## WRITTEN EXERCISE
Drop the pictures from the entries below, then reproduce the rest exactly.

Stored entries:
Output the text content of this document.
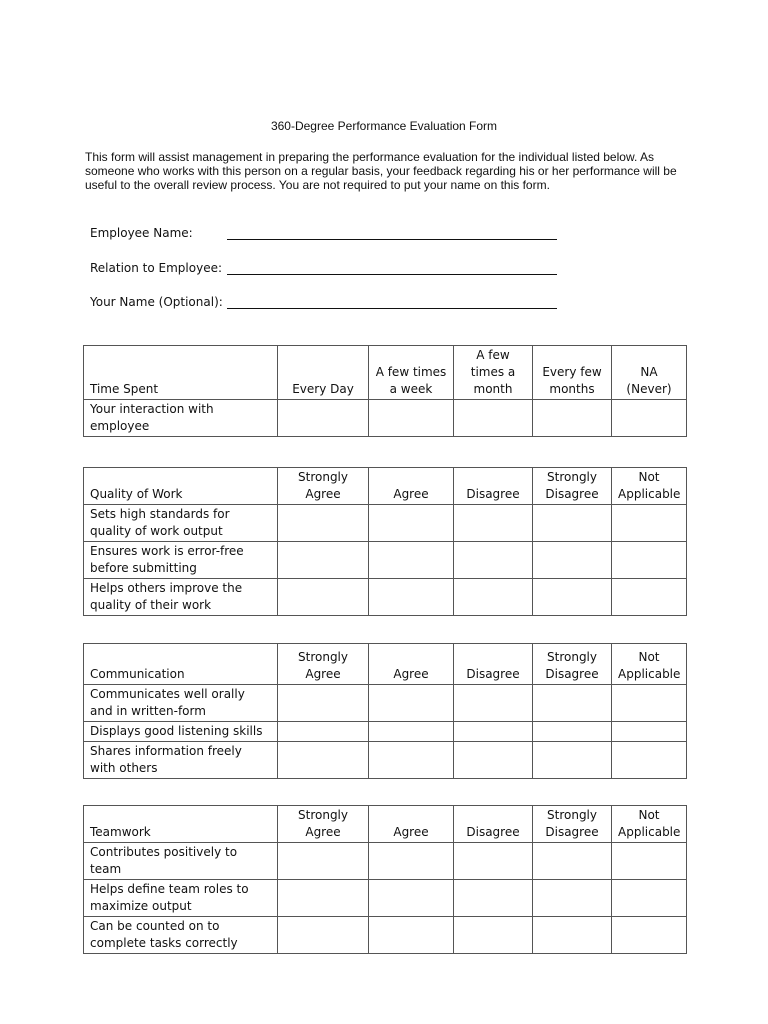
360-Degree Performance Evaluation Form

This form will assist management in preparing the performance evaluation for the individual listed below. As someone who works with this person on a regular basis, your feedback regarding his or her performance will be useful to the overall review process. You are not required to put your name on this form.

Employee Name:
Relation to Employee:
Your Name (Optional):
Time Spent	Every Day	A few times a week	A few times a month	Every few months	NA (Never)
Your interaction with employee					
Quality of Work	Strongly Agree	Agree	Disagree	Strongly Disagree	Not Applicable
Sets high standards for quality of work output					
Ensures work is error-free before submitting					
Helps others improve the quality of their work					
Communication	Strongly Agree	Agree	Disagree	Strongly Disagree	Not Applicable
Communicates well orally and in written-form					
Displays good listening skills					
Shares information freely with others					
Teamwork	Strongly Agree	Agree	Disagree	Strongly Disagree	Not Applicable
Contributes positively to team					
Helps define team roles to maximize output					
Can be counted on to complete tasks correctly					
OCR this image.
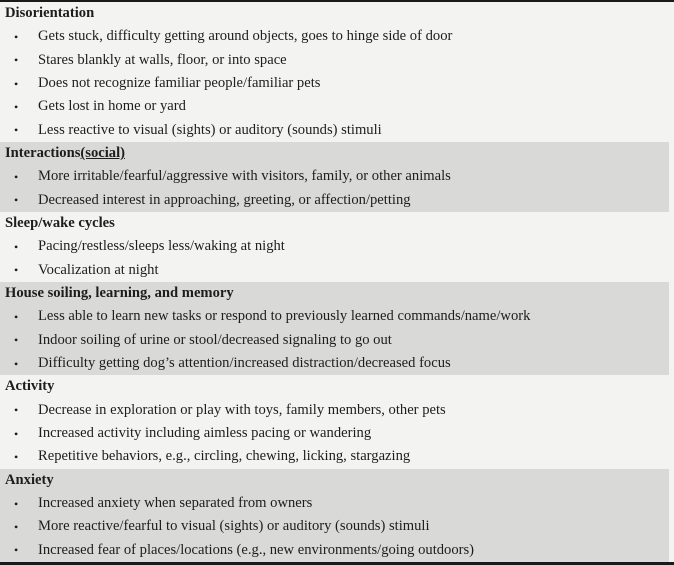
Disorientation
•	Gets stuck, difficulty getting around objects, goes to hinge side of door
•	Stares blankly at walls, floor, or into space
•	Does not recognize familiar people/familiar pets
•	Gets lost in home or yard
•	Less reactive to visual (sights) or auditory (sounds) stimuli
Interactions (social)
•	More irritable/fearful/aggressive with visitors, family, or other animals
•	Decreased interest in approaching, greeting, or affection/petting
Sleep/wake cycles
•	Pacing/restless/sleeps less/waking at night
•	Vocalization at night
House soiling, learning, and memory
•	Less able to learn new tasks or respond to previously learned commands/name/work
•	Indoor soiling of urine or stool/decreased signaling to go out
•	Difficulty getting dog’s attention/increased distraction/decreased focus
Activity
•	Decrease in exploration or play with toys, family members, other pets
•	Increased activity including aimless pacing or wandering
•	Repetitive behaviors, e.g., circling, chewing, licking, stargazing
Anxiety
•	Increased anxiety when separated from owners
•	More reactive/fearful to visual (sights) or auditory (sounds) stimuli
•	Increased fear of places/locations (e.g., new environments/going outdoors)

## FULL ANSWER
Output the text content of this document.
360-Degree Performance Evaluation Form

This form will assist management in preparing the performance evaluation for the individual listed below. As someone who works with this person on a regular basis, your feedback regarding his or her performance will be useful to the overall review process. You are not required to put your name on this form.

Employee Name:
Relation to Employee:
Your Name (Optional):
Time Spent	Every Day	A few times a week	A few times a month	Every few months	NA (Never)
Your interaction with employee					
Quality of Work	Strongly Agree	Agree	Disagree	Strongly Disagree	Not Applicable
Sets high standards for quality of work output					
Ensures work is error-free before submitting					
Helps others improve the quality of their work					
Communication	Strongly Agree	Agree	Disagree	Strongly Disagree	Not Applicable
Communicates well orally and in written-form					
Displays good listening skills					
Shares information freely with others					
Teamwork	Strongly Agree	Agree	Disagree	Strongly Disagree	Not Applicable
Contributes positively to team					
Helps define team roles to maximize output					
Can be counted on to complete tasks correctly					
OCR this image.
Disorientation
•	Gets stuck, difficulty getting around objects, goes to hinge side of door
•	Stares blankly at walls, floor, or into space
•	Does not recognize familiar people/familiar pets
•	Gets lost in home or yard
•	Less reactive to visual (sights) or auditory (sounds) stimuli
Interactions (social)
•	More irritable/fearful/aggressive with visitors, family, or other animals
•	Decreased interest in approaching, greeting, or affection/petting
Sleep/wake cycles
•	Pacing/restless/sleeps less/waking at night
•	Vocalization at night
House soiling, learning, and memory
•	Less able to learn new tasks or respond to previously learned commands/name/work
•	Indoor soiling of urine or stool/decreased signaling to go out
•	Difficulty getting dog’s attention/increased distraction/decreased focus
Activity
•	Decrease in exploration or play with toys, family members, other pets
•	Increased activity including aimless pacing or wandering
•	Repetitive behaviors, e.g., circling, chewing, licking, stargazing
Anxiety
•	Increased anxiety when separated from owners
•	More reactive/fearful to visual (sights) or auditory (sounds) stimuli
•	Increased fear of places/locations (e.g., new environments/going outdoors)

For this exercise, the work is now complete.